- [TRAVAIL DEMANDÉ]:
1. Recopiez fidèlement le passage de l'article qui va de « Dans Jour de » jusqu'à « avec le cadavre. » inclus.
2. Traduisez en anglais la phrase suivante de l'article : « Les promesses de ce récit pourraient d'emblée attirer les aficionados de romans policiers. »

- [ARTICLE]:
Critique

Jour de ressac de Maylis de Kerangal : enquête au Havre

17 octobre 2024
Par Lisa Muratore
Maylis de Kerangal a publié “Jour de ressac”, présent dans la deuxième sélection du prix Goncourt 2024.
Maylis de Kerangal a publié “Jour de ressac”, présent dans la deuxième sélection du prix Goncourt 2024. ©Francesca Mantovani pour les éditions Gallimard

Sélectionné pour le prix Goncourt 2024, Jour de ressac marque le retour en librairie réussi de Maylis de Kerangal, avec un roman en forme d’enquête sur soi.

Maylis de Kerangal est de retour depuis le 15 août 2024 en librairie avec son huitième roman. Baptisée Jour de ressac (Verticales), cette œuvre inédite n’a pas tardé à attirer l’attention des prix littéraires, et plus particulièrement du prix Goncourt 2024, pour qui il était évident que ce nouveau livre figure dans la deuxième sélection, avant l’annonce du lauréat le 4 novembre prochain.

Il faut dire que Maylis de Kerangal est une habituée des compétitions et des prix littéraires, Naissance d’un pont avait, en 2010, récolté plusieurs honneurs, tandis qu’en 2014, l’autrice marquait la profession grâce à Réparer les vivants, drame compilé sur 24 heures au cœur des urgences du Havre racontant le périple autour du don d’organe de Simon, un jeune garçon en mort cérébrale. Une adaptation cinématographique plus tard par Katell Quillévéré, et dix ans après ce récit choc, l’écrivaine nous replonge dans sa ville natale du Nord.

Couverture du dernier roman de Maylis de Kerangal, Jour de ressac.©Gallimard/Verticales

Dans Jour de ressac, Le Havre est une fois de plus le terrain de jeu de l’écrivaine, les contours de cette ville décrite comme froide et humide servant de décor à un nouveau drame. En effet, le corps d’un homme a été retrouvé sur la plage et les inspecteurs ne savent pas de qui il s’agit. Leur seul indice : un ticket de cinéma sur lequel est inscrit le numéro de téléphone de la narratrice, une doubleuse d’une cinquantaine d’années, qui ne semble avoir aucun lien avec le cadavre.

Le Havre au cœur

Les promesses de ce récit pourraient d’emblée attirer les aficionados de romans policiers. Bien que Jour de ressac en présente les codes principaux – une mystérieuse victime, une scène d’interrogatoire préliminaire, le tout dans un décor souvent décrit comme austère –, le livre ne s’attache pas à suivre l’enquête du policier en charge de l’affaire, mais davantage les pas de sa narratrice. Celle-ci nous sert ainsi de guide dans cette ville qui a autrefois été son berceau. De son cinéma au bar du quartier, en passant par son front de mer, le lecteur découvre ainsi les contours d’une ville qui a compté et compte toujours pour son autrice-narratrice.

- [DONNÉES FOURNIES]:
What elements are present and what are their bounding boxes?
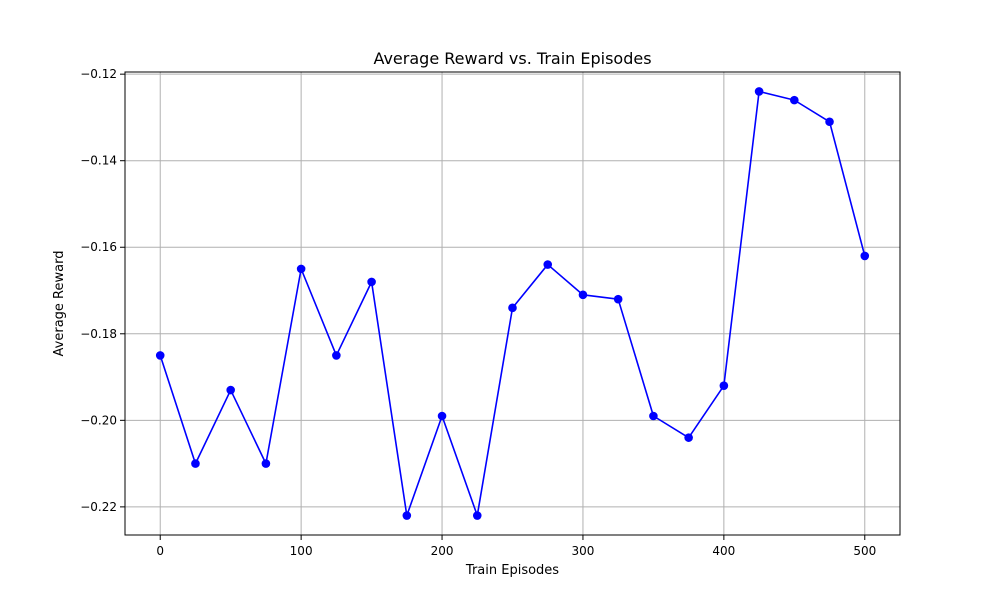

- [RÉSULTATS DE L'EXERCICE]:
1.
Dans Jour de ressac, Le Havre est une fois de plus le terrain de jeu de l’écrivaine, les contours de cette ville décrite comme froide et humide servant de décor à un nouveau drame. En effet, le corps d’un homme a été retrouvé sur la plage et les inspecteurs ne savent pas de qui il s’agit. Leur seul indice : un ticket de cinéma sur lequel est inscrit le numéro de téléphone de la narratrice, une doubleuse d’une cinquantaine d’années, qui ne semble avoir aucun lien avec le cadavre.

2. From the outset, the promises of this story could attract crime novel aficionados.